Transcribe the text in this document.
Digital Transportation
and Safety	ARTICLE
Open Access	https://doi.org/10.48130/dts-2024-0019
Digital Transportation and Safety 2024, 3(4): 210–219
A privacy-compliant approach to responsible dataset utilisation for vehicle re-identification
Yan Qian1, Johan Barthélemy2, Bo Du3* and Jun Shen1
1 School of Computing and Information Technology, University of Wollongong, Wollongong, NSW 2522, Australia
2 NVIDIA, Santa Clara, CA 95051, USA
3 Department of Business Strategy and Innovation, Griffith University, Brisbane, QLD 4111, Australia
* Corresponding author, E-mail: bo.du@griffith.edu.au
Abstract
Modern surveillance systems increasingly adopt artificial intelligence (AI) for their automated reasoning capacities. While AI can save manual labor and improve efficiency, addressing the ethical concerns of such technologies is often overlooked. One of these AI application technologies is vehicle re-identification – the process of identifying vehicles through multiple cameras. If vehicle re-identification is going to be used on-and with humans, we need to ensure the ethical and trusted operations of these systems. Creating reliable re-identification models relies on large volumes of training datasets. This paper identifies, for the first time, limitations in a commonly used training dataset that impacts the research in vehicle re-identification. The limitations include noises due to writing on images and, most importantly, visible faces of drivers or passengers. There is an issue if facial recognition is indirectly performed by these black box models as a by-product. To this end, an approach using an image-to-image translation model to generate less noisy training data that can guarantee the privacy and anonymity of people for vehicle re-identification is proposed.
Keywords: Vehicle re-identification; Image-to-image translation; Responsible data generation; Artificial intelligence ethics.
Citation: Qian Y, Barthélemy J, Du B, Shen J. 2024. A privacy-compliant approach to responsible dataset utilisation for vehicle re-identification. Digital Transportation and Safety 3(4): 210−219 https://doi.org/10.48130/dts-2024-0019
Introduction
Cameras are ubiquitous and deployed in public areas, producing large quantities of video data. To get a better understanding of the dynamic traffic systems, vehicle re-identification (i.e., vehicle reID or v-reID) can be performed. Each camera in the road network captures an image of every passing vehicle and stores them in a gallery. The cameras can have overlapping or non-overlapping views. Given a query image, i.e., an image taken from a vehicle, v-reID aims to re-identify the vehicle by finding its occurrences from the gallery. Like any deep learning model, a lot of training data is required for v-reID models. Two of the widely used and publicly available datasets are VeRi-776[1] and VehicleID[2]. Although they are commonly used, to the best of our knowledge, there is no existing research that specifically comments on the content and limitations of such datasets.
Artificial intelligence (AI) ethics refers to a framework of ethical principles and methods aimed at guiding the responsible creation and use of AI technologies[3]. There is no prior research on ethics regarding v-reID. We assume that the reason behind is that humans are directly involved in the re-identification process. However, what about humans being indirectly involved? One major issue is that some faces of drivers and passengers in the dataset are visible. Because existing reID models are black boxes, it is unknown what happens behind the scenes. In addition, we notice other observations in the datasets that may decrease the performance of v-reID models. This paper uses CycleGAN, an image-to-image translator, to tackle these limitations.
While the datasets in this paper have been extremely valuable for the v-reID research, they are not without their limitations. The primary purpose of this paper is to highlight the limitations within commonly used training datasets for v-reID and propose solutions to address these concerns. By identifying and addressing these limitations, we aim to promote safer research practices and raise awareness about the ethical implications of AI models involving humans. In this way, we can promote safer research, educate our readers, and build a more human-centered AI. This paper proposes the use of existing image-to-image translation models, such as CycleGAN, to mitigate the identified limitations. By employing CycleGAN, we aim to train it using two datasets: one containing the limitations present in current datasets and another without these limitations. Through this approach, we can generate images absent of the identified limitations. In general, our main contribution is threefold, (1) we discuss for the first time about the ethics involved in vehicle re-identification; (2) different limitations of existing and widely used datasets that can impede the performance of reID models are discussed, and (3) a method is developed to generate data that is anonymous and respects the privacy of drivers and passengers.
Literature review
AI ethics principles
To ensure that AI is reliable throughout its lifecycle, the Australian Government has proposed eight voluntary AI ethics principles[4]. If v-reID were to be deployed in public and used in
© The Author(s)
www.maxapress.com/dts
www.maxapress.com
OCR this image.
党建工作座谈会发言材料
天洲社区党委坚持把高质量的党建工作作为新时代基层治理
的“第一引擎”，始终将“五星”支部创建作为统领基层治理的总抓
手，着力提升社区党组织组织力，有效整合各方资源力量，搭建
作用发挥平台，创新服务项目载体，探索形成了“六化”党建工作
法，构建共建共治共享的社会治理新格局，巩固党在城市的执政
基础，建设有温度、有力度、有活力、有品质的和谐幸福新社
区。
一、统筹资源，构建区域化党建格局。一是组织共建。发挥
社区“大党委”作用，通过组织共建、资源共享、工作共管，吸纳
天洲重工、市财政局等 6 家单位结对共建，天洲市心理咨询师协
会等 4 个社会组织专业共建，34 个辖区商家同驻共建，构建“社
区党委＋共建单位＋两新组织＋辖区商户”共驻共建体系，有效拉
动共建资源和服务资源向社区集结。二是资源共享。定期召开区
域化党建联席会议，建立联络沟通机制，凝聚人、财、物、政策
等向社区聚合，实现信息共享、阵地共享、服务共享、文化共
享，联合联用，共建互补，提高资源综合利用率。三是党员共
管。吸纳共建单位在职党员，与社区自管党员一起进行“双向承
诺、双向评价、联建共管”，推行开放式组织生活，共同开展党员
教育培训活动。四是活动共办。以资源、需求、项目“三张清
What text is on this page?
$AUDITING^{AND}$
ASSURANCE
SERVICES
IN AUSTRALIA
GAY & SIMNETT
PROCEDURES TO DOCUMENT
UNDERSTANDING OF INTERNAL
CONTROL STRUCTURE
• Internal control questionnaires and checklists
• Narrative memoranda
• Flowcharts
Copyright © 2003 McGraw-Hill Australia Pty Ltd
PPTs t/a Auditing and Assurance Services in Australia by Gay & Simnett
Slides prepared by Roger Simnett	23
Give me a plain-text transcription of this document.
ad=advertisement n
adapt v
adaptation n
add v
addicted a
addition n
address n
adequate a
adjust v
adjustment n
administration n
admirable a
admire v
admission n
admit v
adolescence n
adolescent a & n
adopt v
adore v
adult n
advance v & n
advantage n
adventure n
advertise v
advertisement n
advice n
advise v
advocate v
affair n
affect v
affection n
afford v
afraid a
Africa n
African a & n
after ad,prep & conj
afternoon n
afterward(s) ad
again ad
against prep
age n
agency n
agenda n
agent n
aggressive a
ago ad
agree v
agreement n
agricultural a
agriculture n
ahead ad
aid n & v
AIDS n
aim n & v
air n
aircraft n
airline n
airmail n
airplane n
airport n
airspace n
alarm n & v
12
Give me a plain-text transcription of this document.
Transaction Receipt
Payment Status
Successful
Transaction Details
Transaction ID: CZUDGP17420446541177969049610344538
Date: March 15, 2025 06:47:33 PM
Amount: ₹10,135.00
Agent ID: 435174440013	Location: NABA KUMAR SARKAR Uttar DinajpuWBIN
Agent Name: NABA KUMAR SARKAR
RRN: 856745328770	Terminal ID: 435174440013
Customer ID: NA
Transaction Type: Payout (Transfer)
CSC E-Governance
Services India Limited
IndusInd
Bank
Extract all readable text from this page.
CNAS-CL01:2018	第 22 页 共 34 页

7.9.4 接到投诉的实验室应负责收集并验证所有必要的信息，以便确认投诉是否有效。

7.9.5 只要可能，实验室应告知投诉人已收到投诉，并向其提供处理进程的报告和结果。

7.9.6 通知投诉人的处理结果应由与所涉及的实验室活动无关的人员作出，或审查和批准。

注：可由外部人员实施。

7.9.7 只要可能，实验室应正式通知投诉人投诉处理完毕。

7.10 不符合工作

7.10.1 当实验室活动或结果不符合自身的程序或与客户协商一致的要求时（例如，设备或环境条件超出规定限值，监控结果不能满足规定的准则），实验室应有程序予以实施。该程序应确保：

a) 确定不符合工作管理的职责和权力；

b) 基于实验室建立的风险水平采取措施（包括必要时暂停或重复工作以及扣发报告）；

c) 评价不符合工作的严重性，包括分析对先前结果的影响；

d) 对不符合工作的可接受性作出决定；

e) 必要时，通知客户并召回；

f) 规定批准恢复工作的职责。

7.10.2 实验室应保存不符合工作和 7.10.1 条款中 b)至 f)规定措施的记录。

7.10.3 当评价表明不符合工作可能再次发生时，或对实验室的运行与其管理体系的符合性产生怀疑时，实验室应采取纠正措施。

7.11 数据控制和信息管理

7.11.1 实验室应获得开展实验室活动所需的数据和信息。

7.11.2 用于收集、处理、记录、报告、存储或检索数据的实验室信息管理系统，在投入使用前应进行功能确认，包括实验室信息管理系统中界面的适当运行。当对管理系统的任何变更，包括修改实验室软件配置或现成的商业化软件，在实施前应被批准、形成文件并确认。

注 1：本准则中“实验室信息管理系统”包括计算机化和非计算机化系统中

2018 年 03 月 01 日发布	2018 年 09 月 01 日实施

---*---

▶ **Objective**
Copy all the lines above that hold the string "只要可能".

▶ **Reply to the exercise**
7.9.5 只要可能，实验室应告知投诉人已收到投诉，并向其提供处理进程的报告和结果。
7.9.7 只要可能，实验室应正式通知投诉人投诉处理完毕。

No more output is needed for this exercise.